## Given problem
Please copy the rows word for word, starting with the first row and ending after the row that contains "price: £320.00 xyxy=(509,135,547,147)".

## Provided information
-- BEGIN --

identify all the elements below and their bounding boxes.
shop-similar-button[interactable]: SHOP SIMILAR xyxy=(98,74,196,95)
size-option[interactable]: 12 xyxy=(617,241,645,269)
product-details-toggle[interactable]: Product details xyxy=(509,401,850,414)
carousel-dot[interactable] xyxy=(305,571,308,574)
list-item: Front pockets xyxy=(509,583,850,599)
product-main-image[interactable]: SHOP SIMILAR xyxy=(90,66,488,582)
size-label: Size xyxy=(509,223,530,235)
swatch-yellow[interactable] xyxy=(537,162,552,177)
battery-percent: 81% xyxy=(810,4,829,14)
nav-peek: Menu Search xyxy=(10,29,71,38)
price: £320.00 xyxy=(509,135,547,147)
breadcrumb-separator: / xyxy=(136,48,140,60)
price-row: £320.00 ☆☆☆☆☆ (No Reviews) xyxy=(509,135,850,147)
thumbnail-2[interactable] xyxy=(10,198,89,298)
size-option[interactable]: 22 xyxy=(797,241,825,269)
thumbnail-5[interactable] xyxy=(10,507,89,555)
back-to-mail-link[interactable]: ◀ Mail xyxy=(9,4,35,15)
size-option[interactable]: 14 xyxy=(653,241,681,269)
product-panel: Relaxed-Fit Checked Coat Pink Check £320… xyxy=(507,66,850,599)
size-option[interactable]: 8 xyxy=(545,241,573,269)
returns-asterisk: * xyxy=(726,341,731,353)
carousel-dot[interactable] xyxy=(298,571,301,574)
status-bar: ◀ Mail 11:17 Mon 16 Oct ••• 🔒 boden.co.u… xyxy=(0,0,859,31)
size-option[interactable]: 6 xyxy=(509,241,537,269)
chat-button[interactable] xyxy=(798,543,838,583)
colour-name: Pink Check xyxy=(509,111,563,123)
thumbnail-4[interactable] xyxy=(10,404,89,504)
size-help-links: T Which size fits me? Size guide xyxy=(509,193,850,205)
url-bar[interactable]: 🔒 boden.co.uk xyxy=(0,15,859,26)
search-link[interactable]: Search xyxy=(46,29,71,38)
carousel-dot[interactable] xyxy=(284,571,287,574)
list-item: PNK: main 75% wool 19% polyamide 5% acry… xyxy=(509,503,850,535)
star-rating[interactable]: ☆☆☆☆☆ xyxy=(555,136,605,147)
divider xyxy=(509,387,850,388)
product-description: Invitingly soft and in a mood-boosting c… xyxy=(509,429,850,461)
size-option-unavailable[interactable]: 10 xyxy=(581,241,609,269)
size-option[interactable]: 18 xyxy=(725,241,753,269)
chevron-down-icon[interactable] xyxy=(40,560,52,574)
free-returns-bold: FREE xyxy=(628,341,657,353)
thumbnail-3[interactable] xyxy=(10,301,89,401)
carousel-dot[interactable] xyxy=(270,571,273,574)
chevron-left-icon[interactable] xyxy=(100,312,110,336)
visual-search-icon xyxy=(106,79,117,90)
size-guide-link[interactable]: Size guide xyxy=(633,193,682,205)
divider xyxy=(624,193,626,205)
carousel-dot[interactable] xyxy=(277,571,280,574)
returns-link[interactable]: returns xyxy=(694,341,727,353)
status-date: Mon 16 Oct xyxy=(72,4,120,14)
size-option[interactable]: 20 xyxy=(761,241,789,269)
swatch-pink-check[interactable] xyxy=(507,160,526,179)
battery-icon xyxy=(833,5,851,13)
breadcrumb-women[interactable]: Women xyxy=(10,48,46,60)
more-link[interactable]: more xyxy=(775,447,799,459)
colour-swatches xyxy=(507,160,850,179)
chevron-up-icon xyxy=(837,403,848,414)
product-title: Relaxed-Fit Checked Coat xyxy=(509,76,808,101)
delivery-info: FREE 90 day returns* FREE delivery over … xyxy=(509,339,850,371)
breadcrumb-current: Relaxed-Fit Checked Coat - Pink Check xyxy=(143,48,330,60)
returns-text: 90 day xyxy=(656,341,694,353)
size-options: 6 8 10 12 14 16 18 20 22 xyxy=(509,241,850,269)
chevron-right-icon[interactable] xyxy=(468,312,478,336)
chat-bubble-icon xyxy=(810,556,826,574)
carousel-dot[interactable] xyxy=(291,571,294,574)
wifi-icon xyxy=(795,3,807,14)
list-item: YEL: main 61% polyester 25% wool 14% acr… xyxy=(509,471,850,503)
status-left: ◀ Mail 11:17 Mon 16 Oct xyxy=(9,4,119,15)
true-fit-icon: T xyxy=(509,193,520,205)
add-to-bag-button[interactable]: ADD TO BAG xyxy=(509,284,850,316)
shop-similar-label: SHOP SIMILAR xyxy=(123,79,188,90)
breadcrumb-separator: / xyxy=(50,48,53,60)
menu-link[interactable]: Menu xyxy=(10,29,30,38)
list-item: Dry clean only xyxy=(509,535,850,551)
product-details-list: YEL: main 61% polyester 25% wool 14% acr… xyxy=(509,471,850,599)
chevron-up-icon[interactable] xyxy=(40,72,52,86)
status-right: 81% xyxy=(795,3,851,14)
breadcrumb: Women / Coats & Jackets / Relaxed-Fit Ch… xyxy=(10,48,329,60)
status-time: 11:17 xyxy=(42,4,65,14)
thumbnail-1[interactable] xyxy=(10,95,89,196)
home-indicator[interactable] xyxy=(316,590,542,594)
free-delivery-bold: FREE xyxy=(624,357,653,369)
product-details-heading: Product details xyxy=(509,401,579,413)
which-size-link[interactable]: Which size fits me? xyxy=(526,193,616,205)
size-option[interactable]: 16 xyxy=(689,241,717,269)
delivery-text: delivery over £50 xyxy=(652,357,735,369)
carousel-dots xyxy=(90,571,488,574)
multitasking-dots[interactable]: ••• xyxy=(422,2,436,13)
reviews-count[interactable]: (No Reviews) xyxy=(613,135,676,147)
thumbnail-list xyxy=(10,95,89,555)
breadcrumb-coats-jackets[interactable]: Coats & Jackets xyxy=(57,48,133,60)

-- END --

## Correct result
identify all the elements below and their bounding boxes.
shop-similar-button[interactable]: SHOP SIMILAR xyxy=(98,74,196,95)
size-option[interactable]: 12 xyxy=(617,241,645,269)
product-details-toggle[interactable]: Product details xyxy=(509,401,850,414)
carousel-dot[interactable] xyxy=(305,571,308,574)
list-item: Front pockets xyxy=(509,583,850,599)
product-main-image[interactable]: SHOP SIMILAR xyxy=(90,66,488,582)
size-label: Size xyxy=(509,223,530,235)
swatch-yellow[interactable] xyxy=(537,162,552,177)
battery-percent: 81% xyxy=(810,4,829,14)
nav-peek: Menu Search xyxy=(10,29,71,38)
price: £320.00 xyxy=(509,135,547,147)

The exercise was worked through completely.